[Stored items from a collection]
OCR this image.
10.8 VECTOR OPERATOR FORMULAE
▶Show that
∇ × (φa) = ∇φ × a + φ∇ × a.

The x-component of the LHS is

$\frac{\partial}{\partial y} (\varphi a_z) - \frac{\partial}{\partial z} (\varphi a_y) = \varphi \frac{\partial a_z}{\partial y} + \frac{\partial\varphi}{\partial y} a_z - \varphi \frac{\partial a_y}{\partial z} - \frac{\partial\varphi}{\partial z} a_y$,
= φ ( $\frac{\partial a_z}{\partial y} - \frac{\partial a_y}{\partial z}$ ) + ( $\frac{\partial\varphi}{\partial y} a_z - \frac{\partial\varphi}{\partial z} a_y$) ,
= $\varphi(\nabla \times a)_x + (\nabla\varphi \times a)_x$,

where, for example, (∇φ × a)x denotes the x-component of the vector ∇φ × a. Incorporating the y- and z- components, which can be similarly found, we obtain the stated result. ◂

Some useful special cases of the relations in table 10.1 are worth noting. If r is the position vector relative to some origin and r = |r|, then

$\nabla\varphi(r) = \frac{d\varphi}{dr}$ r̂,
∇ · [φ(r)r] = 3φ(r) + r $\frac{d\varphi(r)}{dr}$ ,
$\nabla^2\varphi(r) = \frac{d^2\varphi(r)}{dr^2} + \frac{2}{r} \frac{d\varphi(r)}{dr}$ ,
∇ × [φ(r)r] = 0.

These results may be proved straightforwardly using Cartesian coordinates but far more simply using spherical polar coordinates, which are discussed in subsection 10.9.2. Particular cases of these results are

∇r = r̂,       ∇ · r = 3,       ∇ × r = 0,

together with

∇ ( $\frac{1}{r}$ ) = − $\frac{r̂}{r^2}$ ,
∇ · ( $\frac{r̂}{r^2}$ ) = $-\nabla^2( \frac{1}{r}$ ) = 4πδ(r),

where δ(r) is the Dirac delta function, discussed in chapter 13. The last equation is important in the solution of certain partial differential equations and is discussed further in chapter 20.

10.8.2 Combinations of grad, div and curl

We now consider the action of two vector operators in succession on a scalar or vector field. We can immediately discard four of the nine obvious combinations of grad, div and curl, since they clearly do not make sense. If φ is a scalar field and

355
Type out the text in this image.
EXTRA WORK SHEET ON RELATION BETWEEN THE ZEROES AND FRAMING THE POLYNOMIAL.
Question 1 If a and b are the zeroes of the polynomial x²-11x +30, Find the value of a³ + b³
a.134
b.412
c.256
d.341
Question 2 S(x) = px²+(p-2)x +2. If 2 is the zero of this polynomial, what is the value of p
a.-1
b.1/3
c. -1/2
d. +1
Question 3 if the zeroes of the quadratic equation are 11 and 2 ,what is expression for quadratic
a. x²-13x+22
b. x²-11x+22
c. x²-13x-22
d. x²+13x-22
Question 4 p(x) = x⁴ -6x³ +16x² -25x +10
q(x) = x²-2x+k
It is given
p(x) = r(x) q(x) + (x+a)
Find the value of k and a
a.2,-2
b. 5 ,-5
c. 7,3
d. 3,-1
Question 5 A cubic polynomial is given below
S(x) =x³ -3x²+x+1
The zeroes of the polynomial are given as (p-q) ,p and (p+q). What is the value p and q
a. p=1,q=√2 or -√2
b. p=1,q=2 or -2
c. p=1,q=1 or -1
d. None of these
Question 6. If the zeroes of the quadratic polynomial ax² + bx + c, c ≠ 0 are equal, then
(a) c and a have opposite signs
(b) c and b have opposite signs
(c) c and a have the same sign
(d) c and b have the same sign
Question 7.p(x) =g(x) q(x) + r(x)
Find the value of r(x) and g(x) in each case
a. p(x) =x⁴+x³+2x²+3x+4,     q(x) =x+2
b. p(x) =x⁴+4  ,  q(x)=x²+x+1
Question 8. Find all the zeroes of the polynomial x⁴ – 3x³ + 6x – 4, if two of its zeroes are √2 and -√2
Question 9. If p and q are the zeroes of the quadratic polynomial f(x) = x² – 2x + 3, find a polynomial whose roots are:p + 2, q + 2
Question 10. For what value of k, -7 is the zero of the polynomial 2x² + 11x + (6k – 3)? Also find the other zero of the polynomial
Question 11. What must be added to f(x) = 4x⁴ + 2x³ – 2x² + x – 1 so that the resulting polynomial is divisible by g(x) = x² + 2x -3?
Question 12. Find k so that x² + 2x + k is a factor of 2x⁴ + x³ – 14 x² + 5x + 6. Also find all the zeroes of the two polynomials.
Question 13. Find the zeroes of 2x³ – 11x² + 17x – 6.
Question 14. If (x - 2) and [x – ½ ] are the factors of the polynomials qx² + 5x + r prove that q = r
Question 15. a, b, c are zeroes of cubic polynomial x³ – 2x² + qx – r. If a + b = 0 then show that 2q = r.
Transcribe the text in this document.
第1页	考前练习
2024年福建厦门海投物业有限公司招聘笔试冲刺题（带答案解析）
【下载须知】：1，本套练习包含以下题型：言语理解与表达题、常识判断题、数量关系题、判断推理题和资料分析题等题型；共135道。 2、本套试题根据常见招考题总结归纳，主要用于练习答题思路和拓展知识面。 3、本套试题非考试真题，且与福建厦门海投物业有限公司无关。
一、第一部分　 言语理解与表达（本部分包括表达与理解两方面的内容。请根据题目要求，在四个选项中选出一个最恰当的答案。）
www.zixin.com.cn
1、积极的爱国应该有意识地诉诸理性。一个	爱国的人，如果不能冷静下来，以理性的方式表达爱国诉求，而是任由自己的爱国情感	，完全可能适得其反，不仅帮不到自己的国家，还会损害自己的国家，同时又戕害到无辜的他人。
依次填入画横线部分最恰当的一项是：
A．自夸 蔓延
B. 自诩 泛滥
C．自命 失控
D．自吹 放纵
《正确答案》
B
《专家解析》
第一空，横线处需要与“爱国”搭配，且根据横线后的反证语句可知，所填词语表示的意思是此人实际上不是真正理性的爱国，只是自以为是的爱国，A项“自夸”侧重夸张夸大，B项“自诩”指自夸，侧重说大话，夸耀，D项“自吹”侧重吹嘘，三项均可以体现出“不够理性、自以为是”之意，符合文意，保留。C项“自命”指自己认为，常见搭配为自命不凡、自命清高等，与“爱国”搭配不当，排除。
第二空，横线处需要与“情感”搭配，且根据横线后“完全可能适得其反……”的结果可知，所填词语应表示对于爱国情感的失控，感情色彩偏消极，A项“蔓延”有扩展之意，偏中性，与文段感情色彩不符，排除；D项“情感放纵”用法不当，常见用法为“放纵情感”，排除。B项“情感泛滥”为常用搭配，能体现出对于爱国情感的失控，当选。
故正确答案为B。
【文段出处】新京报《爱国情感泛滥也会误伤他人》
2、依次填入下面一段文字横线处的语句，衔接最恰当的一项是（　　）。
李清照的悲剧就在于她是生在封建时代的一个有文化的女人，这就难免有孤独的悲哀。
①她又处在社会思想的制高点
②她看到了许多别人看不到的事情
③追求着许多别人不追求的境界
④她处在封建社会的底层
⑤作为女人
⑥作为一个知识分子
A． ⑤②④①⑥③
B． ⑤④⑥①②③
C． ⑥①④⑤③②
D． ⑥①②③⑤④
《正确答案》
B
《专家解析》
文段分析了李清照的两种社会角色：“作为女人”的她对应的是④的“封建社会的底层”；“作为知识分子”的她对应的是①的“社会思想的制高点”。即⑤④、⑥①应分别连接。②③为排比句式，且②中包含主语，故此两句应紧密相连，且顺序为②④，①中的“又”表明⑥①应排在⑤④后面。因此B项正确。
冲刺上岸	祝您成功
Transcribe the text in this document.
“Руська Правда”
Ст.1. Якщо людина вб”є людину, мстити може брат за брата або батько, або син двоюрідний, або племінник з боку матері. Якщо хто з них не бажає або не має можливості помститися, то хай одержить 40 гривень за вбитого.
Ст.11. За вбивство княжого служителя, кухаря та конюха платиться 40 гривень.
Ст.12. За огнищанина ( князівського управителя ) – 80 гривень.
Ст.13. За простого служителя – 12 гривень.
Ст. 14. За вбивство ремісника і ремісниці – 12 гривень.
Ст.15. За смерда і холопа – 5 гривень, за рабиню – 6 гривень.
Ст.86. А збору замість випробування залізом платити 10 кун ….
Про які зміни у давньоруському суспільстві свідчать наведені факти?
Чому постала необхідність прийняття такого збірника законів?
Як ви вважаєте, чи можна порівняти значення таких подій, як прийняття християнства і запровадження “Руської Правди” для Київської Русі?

• **Short problem**:
Of the lines in this listing, how many contain "that"? Reply with the number and nothing more.

• **Written answer**:
5